Instructions for the task. Give back the whole listing exactly as shown.

(Collected data entries)
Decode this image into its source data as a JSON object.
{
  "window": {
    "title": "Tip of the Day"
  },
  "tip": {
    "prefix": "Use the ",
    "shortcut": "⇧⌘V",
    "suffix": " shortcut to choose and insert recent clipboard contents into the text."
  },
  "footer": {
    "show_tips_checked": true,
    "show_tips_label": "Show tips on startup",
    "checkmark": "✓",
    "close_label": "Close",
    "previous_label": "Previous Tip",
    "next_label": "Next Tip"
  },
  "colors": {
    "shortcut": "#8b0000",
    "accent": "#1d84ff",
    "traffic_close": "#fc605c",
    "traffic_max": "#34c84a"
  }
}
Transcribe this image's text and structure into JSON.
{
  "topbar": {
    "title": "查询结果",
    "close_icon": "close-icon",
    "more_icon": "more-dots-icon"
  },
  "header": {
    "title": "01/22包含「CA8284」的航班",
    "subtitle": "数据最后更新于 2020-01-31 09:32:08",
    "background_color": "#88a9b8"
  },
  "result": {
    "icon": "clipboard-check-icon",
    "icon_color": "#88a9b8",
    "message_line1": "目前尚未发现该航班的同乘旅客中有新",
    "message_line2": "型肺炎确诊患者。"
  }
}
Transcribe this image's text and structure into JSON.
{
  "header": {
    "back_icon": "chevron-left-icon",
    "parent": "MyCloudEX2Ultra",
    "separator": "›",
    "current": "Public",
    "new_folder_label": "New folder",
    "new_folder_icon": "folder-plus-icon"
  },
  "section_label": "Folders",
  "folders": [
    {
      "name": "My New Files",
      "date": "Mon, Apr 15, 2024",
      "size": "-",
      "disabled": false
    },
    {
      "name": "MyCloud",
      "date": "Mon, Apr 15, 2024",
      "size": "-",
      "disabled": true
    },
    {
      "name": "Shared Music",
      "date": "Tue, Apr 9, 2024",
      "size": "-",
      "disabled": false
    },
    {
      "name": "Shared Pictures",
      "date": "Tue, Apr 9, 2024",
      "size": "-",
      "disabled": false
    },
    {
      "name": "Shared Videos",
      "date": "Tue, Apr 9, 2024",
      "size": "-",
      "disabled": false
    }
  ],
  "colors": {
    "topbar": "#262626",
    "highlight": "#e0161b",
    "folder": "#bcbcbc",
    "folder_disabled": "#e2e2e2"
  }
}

Solution to the problem.
Decode this image into its source data as a JSON object.
{
  "window": {
    "title": "Tip of the Day"
  },
  "tip": {
    "prefix": "Use the ",
    "shortcut": "⇧⌘V",
    "suffix": " shortcut to choose and insert recent clipboard contents into the text."
  },
  "footer": {
    "show_tips_checked": true,
    "show_tips_label": "Show tips on startup",
    "checkmark": "✓",
    "close_label": "Close",
    "previous_label": "Previous Tip",
    "next_label": "Next Tip"
  },
  "colors": {
    "shortcut": "#8b0000",
    "accent": "#1d84ff",
    "traffic_close": "#fc605c",
    "traffic_max": "#34c84a"
  }
}
Transcribe this image's text and structure into JSON.
{
  "topbar": {
    "title": "查询结果",
    "close_icon": "close-icon",
    "more_icon": "more-dots-icon"
  },
  "header": {
    "title": "01/22包含「CA8284」的航班",
    "subtitle": "数据最后更新于 2020-01-31 09:32:08",
    "background_color": "#88a9b8"
  },
  "result": {
    "icon": "clipboard-check-icon",
    "icon_color": "#88a9b8",
    "message_line1": "目前尚未发现该航班的同乘旅客中有新",
    "message_line2": "型肺炎确诊患者。"
  }
}
Transcribe this image's text and structure into JSON.
{
  "header": {
    "back_icon": "chevron-left-icon",
    "parent": "MyCloudEX2Ultra",
    "separator": "›",
    "current": "Public",
    "new_folder_label": "New folder",
    "new_folder_icon": "folder-plus-icon"
  },
  "section_label": "Folders",
  "folders": [
    {
      "name": "My New Files",
      "date": "Mon, Apr 15, 2024",
      "size": "-",
      "disabled": false
    },
    {
      "name": "MyCloud",
      "date": "Mon, Apr 15, 2024",
      "size": "-",
      "disabled": true
    },
    {
      "name": "Shared Music",
      "date": "Tue, Apr 9, 2024",
      "size": "-",
      "disabled": false
    },
    {
      "name": "Shared Pictures",
      "date": "Tue, Apr 9, 2024",
      "size": "-",
      "disabled": false
    },
    {
      "name": "Shared Videos",
      "date": "Tue, Apr 9, 2024",
      "size": "-",
      "disabled": false
    }
  ],
  "colors": {
    "topbar": "#262626",
    "highlight": "#e0161b",
    "folder": "#bcbcbc",
    "folder_disabled": "#e2e2e2"
  }
}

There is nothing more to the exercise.